── EXTRACTED ENTRIES ──
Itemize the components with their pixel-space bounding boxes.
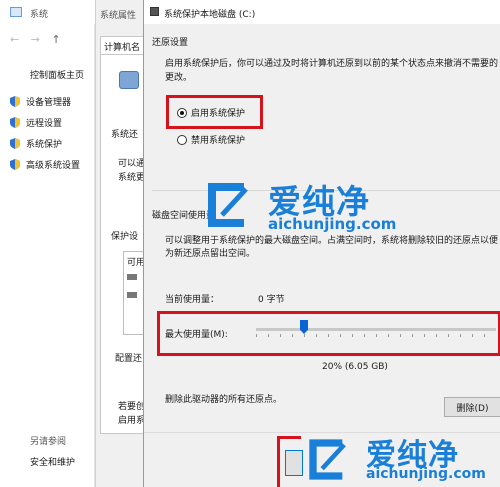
system-window-title: 系统 <box>30 10 49 20</box>
system-protection-dialog: 系统保护本地磁盘 (C:) 还原设置 启用系统保护后，你可以通过及时将计算机还原… <box>143 0 500 487</box>
drive-row-icon <box>127 292 137 298</box>
disk-description: 可以调整用于系统保护的最大磁盘空间。占满空间时，系统将删除较旧的还原点以便为新还… <box>165 236 499 259</box>
dialog-title: 系统保护本地磁盘 (C:) <box>164 10 256 20</box>
slider-track <box>256 328 496 331</box>
back-arrow-icon[interactable]: ← <box>10 33 19 46</box>
watermark-logo-icon <box>208 183 248 227</box>
max-usage-label: 最大使用量(M): <box>165 330 228 340</box>
dialog-app-icon <box>150 7 159 16</box>
watermark-logo-icon <box>309 439 346 480</box>
sidebar-item-label: 系统保护 <box>26 140 63 150</box>
system-window: 系统 ← → ↑ 控制面板主页 设备管理器 远程设置 系统保护 高级系统设置 另… <box>0 0 95 487</box>
drive-icon <box>119 71 139 89</box>
sidebar-item-label: 远程设置 <box>26 119 63 129</box>
radio-on-icon <box>177 107 187 118</box>
drive-row-icon <box>127 274 137 280</box>
shield-icon <box>10 117 20 128</box>
watermark-bottom: 爱纯净 aichunjing.com <box>302 430 500 487</box>
radio-enable-label: 启用系统保护 <box>191 109 246 119</box>
restore-section-heading: 还原设置 <box>152 38 189 48</box>
config-fragment: 配置还 <box>115 354 143 364</box>
sidebar-item-label: 高级系统设置 <box>26 161 81 171</box>
sys-props-title: 系统属性 <box>100 11 137 21</box>
sidebar-item-system-protection[interactable]: 系统保护 <box>10 137 62 150</box>
sys-label-fragment: 系统还 <box>111 130 139 140</box>
sidebar-item-label: 设备管理器 <box>26 98 72 108</box>
sidebar-item-device-manager[interactable]: 设备管理器 <box>10 95 71 108</box>
slider-thumb[interactable] <box>300 320 308 334</box>
protect-fragment: 保护设 <box>111 232 139 242</box>
need-fragment: 若要创 <box>118 402 146 412</box>
slider-value-text: 20% (6.05 GB) <box>322 362 388 372</box>
tab-computer-name: 计算机名 <box>104 43 141 53</box>
sidebar-item-remote[interactable]: 远程设置 <box>10 116 62 129</box>
delete-button[interactable]: 删除(D) <box>444 397 500 417</box>
radio-enable-protection[interactable]: 启用系统保护 <box>177 106 245 119</box>
forward-arrow-icon[interactable]: → <box>31 33 40 46</box>
system-window-titlebar: 系统 <box>0 0 95 24</box>
enable-fragment: 启用系 <box>118 416 146 426</box>
max-usage-slider[interactable] <box>256 318 496 342</box>
watermark-url: aichunjing.com <box>268 215 397 233</box>
security-maintenance-link[interactable]: 安全和维护 <box>30 455 75 468</box>
radio-off-icon <box>177 134 187 145</box>
nav-buttons: ← → ↑ <box>10 33 61 46</box>
see-also-heading: 另请参阅 <box>30 437 67 447</box>
delete-button-label: 删除(D) <box>456 403 489 414</box>
sidebar-item-advanced[interactable]: 高级系统设置 <box>10 158 80 171</box>
computer-icon <box>10 7 22 17</box>
ok-button-partial[interactable] <box>285 450 303 476</box>
delete-description: 删除此驱动器的所有还原点。 <box>165 395 283 405</box>
sys-change-fragment: 系统更 <box>118 173 146 183</box>
radio-disable-label: 禁用系统保护 <box>191 136 246 146</box>
watermark-url: aichunjing.com <box>366 466 486 482</box>
shield-icon <box>10 138 20 149</box>
watermark-center: 爱纯净 aichunjing.com <box>200 175 415 235</box>
slider-ticks <box>256 334 496 337</box>
can-use-fragment: 可以通 <box>118 159 146 169</box>
radio-disable-protection[interactable]: 禁用系统保护 <box>177 133 245 146</box>
up-arrow-icon[interactable]: ↑ <box>51 33 60 46</box>
dialog-titlebar: 系统保护本地磁盘 (C:) <box>144 0 500 24</box>
current-usage-value: 0 字节 <box>258 295 285 305</box>
restore-description: 启用系统保护后，你可以通过及时将计算机还原到以前的某个状态点来撤消不需要的更改。 <box>165 59 499 83</box>
current-usage-label: 当前使用量： <box>165 295 220 305</box>
shield-icon <box>10 159 20 170</box>
shield-icon <box>10 96 20 107</box>
control-panel-home-link[interactable]: 控制面板主页 <box>30 68 84 81</box>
───
Find every line in the listing that contains the string "value", matching case exactly, and copy each of those lines in full.

▶ IN RESPONSE
slider-value-text: 20% (6.05 GB) <box>322 362 388 372</box>
current-usage-value: 0 字节 <box>258 295 285 305</box>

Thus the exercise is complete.